-- START Source data --
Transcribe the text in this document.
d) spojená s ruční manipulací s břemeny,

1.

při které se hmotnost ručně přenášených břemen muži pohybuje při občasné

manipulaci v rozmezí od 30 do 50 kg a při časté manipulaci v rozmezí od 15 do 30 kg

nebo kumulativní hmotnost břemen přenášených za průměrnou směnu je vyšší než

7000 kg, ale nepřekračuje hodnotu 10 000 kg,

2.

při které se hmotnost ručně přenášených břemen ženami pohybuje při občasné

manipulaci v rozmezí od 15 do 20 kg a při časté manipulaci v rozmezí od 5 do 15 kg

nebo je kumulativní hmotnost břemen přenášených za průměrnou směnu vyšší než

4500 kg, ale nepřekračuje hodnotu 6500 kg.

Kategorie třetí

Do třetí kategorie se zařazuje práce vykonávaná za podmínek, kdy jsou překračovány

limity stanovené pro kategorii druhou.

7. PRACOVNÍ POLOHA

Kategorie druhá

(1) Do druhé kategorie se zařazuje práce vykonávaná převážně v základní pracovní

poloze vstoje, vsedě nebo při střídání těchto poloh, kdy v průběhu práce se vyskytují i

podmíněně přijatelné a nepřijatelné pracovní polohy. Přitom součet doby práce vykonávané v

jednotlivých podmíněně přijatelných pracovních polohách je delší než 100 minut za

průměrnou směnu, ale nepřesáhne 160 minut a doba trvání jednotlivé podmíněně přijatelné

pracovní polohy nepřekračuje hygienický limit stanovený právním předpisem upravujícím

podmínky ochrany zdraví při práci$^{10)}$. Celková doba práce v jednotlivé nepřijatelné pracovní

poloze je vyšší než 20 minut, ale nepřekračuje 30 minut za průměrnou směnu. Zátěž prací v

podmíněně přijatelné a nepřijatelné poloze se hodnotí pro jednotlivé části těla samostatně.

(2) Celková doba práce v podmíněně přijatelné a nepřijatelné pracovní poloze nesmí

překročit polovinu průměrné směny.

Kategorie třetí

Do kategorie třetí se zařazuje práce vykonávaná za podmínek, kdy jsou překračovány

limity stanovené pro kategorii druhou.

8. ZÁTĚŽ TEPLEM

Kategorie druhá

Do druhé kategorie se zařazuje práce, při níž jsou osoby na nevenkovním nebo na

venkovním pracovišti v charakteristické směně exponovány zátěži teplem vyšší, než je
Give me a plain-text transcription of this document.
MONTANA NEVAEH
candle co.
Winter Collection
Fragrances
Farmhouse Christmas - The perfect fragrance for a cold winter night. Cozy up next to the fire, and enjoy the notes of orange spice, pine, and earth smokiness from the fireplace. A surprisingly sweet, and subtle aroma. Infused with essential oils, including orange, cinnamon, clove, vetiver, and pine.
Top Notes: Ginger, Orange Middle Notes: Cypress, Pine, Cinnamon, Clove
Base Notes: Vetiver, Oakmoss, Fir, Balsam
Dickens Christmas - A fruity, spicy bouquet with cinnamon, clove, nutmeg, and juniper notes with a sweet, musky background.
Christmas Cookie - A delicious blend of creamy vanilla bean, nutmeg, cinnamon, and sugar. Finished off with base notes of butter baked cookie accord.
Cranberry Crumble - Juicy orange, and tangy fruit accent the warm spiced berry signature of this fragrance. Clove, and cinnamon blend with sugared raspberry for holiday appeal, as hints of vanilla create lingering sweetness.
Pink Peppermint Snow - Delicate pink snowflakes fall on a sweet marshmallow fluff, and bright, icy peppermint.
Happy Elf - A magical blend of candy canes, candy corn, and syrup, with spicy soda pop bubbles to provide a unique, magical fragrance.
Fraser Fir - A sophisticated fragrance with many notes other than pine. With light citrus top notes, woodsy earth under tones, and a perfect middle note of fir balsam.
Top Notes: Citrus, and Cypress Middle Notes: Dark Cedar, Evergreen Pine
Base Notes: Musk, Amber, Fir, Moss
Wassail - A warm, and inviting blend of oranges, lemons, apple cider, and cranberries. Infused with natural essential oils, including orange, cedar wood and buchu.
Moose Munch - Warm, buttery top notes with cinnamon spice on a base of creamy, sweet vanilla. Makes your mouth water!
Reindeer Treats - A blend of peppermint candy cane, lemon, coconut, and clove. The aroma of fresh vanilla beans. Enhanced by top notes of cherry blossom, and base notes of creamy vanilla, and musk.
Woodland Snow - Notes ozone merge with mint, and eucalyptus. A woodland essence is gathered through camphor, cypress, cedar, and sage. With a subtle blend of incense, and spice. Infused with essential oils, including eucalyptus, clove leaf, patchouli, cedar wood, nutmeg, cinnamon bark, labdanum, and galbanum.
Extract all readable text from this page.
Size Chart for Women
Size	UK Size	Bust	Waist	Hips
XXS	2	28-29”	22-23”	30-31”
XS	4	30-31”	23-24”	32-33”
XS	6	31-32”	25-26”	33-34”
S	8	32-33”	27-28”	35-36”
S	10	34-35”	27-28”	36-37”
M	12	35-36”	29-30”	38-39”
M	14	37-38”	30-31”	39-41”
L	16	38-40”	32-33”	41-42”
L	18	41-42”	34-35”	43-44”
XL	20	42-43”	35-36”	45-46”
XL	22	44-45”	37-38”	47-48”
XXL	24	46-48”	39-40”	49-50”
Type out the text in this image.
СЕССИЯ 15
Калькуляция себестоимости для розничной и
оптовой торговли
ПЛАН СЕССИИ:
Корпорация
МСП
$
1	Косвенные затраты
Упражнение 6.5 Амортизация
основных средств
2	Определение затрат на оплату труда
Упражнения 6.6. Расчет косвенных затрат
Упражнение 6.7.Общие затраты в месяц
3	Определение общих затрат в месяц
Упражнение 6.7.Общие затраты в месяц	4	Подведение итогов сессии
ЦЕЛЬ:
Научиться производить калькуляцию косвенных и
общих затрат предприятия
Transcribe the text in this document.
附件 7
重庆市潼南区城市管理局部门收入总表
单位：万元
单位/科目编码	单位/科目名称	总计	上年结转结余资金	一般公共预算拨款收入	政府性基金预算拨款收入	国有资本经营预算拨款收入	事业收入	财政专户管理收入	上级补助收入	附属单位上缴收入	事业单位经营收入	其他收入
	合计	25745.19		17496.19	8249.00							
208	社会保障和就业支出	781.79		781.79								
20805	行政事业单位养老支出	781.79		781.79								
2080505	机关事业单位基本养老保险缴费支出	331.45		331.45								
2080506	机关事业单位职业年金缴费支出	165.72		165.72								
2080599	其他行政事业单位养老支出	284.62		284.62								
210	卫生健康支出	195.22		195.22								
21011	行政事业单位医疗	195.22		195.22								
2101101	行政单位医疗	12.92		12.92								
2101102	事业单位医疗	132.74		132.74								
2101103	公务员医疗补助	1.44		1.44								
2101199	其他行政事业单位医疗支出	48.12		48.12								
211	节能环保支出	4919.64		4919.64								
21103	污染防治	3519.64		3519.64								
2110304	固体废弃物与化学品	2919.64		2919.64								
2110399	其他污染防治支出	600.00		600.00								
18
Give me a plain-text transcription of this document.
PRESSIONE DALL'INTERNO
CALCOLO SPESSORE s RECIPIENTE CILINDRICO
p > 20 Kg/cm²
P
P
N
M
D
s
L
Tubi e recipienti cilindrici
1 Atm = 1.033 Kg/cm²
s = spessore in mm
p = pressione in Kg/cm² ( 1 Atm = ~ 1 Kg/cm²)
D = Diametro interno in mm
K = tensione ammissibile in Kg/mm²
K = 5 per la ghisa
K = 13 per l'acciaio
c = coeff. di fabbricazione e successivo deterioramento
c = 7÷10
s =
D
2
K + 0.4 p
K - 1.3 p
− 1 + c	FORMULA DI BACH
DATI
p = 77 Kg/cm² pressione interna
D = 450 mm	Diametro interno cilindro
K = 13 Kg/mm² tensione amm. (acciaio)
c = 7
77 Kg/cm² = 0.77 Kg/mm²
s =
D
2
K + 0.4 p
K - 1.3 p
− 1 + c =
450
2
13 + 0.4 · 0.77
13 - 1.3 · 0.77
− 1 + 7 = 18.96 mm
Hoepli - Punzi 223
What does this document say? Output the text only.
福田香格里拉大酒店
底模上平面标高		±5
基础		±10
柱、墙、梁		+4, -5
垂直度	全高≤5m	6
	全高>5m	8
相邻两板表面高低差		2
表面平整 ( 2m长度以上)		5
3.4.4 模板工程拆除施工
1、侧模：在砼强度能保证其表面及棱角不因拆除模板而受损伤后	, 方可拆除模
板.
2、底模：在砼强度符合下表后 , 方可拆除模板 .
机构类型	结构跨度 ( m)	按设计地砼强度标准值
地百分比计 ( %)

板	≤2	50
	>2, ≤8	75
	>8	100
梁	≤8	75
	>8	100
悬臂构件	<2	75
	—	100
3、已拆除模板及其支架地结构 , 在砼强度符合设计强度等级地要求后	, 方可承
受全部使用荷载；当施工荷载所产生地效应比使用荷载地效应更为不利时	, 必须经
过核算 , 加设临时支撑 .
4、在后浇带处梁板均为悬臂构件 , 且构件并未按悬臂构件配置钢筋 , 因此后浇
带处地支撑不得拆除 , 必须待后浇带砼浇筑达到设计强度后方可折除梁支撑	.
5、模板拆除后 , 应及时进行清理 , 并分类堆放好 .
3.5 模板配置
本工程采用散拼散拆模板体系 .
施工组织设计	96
-- END Source data --
_Problem details_:
Each line holding "subtle" must be found and copied.

_Reply_:
Farmhouse Christmas - The perfect fragrance for a cold winter night. Cozy up next to the fire, and enjoy the notes of orange spice, pine, and earth smokiness from the fireplace. A surprisingly sweet, and subtle aroma. Infused with essential oils, including orange, cinnamon, clove, vetiver, and pine.
Woodland Snow - Notes ozone merge with mint, and eucalyptus. A woodland essence is gathered through camphor, cypress, cedar, and sage. With a subtle blend of incense, and spice. Infused with essential oils, including eucalyptus, clove leaf, patchouli, cedar wood, nutmeg, cinnamon bark, labdanum, and galbanum.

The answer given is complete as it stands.